- _TASK PROMPT_:
Look through the listing below and report how many lines contain "rockusball", as a bare number.

>> Begin RECORDS FOR THE TASK

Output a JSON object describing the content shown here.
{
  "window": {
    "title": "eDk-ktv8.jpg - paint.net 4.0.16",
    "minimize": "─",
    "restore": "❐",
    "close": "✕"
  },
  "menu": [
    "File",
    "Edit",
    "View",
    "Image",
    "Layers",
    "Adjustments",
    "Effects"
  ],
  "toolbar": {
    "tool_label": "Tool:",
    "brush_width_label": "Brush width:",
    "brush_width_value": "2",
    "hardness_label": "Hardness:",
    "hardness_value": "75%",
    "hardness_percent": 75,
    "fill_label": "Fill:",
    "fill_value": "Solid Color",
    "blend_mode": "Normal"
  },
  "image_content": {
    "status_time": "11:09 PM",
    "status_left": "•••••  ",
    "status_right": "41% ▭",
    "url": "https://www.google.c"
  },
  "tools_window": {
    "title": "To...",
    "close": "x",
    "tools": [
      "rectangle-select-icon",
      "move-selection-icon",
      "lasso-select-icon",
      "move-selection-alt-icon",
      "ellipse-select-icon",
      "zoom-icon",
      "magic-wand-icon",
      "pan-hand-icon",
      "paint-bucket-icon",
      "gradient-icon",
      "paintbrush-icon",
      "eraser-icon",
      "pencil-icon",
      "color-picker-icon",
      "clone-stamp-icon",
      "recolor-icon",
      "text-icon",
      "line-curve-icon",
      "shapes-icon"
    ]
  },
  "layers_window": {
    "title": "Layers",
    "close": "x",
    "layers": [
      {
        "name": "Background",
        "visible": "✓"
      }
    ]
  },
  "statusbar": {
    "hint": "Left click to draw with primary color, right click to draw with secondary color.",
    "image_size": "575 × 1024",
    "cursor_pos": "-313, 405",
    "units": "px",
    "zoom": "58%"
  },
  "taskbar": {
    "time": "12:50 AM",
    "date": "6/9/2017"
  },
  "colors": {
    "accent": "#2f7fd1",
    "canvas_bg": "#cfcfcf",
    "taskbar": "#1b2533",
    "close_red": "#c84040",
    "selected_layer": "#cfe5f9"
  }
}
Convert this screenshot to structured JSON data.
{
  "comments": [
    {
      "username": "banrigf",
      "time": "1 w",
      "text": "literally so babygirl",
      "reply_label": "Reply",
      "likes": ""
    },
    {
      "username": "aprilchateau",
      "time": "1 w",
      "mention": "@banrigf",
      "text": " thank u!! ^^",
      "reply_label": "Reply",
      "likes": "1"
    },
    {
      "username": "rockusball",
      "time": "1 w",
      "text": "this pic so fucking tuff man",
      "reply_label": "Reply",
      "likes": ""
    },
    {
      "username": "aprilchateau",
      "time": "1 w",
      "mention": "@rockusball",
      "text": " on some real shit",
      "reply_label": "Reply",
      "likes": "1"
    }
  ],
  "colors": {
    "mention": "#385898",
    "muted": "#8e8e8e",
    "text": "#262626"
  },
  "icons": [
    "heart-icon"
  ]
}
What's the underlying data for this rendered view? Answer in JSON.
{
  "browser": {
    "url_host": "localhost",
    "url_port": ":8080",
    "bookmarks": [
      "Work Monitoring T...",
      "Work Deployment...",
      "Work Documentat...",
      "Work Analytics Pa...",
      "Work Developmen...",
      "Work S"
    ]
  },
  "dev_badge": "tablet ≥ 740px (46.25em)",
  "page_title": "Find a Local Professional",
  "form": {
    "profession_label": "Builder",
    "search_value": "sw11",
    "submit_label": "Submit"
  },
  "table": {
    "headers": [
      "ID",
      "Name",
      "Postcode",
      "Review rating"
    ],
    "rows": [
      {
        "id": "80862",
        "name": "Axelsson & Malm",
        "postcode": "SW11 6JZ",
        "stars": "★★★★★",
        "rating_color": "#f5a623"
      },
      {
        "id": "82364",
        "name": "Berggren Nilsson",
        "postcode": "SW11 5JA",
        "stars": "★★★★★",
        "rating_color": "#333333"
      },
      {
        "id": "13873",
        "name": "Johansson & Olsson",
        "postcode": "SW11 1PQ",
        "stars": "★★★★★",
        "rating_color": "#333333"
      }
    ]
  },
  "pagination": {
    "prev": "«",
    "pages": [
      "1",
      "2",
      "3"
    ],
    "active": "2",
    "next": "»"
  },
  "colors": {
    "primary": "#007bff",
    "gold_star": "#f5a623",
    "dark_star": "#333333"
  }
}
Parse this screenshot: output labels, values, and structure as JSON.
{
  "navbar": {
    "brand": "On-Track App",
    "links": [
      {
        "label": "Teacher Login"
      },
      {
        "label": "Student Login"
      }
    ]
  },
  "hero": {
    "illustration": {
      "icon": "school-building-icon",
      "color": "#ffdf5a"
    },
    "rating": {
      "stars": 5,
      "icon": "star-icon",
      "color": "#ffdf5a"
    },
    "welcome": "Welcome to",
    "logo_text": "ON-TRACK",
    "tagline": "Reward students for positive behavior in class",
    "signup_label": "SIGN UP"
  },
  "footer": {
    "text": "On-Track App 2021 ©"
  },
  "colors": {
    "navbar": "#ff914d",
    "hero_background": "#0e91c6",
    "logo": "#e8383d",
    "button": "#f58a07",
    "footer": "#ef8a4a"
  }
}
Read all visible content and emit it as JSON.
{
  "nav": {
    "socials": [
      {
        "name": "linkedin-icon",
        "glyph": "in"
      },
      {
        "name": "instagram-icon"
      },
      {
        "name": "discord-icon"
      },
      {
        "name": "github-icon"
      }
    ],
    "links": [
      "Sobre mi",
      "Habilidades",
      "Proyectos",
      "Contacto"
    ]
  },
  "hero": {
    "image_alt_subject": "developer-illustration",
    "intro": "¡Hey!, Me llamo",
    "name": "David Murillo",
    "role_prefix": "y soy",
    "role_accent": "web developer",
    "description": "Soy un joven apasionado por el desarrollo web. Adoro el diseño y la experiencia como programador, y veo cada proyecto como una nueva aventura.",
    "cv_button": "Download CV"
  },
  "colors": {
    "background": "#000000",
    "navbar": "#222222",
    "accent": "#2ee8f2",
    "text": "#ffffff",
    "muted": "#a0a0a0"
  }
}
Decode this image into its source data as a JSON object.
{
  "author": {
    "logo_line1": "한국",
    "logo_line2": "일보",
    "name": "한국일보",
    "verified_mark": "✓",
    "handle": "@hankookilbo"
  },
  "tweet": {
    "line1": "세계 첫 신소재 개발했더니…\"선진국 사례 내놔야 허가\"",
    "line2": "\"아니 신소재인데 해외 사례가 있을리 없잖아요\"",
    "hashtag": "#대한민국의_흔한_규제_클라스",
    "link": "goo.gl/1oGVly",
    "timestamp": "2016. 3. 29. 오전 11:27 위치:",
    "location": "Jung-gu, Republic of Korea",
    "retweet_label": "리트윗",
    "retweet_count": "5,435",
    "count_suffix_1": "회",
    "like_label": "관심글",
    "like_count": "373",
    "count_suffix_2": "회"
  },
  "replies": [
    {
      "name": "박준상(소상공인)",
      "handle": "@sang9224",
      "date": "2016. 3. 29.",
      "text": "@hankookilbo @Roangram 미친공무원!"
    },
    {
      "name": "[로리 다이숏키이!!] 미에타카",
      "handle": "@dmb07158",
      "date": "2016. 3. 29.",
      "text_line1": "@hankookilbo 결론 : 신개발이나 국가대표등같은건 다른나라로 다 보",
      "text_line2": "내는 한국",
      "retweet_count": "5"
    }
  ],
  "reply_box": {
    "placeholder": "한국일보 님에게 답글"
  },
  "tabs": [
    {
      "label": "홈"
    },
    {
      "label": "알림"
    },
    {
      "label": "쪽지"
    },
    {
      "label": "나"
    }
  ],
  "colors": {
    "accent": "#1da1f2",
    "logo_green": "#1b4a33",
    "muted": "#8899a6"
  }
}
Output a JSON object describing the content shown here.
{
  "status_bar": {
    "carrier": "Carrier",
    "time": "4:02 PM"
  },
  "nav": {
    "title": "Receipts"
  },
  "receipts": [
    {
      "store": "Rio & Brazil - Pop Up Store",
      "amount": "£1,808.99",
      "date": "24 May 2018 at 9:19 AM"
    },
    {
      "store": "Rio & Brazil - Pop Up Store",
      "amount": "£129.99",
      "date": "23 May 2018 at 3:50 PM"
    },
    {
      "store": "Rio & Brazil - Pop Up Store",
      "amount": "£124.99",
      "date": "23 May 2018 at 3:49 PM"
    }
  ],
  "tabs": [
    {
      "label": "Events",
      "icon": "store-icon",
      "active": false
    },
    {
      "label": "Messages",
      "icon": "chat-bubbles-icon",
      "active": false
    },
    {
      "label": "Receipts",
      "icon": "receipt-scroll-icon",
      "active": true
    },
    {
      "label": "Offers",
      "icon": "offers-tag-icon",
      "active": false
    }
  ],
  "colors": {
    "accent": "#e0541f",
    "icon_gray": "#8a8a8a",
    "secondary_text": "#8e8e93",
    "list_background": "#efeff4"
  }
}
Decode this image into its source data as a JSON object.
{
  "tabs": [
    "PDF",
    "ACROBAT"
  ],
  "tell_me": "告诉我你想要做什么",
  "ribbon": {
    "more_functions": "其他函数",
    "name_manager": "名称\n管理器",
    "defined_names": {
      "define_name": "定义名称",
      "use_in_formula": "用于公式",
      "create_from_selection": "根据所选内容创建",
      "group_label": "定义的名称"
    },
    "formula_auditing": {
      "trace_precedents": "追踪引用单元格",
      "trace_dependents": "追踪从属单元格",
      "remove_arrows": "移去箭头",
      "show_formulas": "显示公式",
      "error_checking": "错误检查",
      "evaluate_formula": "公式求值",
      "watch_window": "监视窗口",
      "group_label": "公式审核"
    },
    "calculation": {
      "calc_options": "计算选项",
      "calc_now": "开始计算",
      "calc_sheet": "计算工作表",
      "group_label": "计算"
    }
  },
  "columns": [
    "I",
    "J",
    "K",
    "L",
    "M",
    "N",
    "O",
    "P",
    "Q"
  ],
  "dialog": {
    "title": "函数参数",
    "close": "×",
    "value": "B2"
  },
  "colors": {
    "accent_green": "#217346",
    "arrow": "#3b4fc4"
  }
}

>> End RECORDS FOR THE TASK

- _OUTPUT_:
2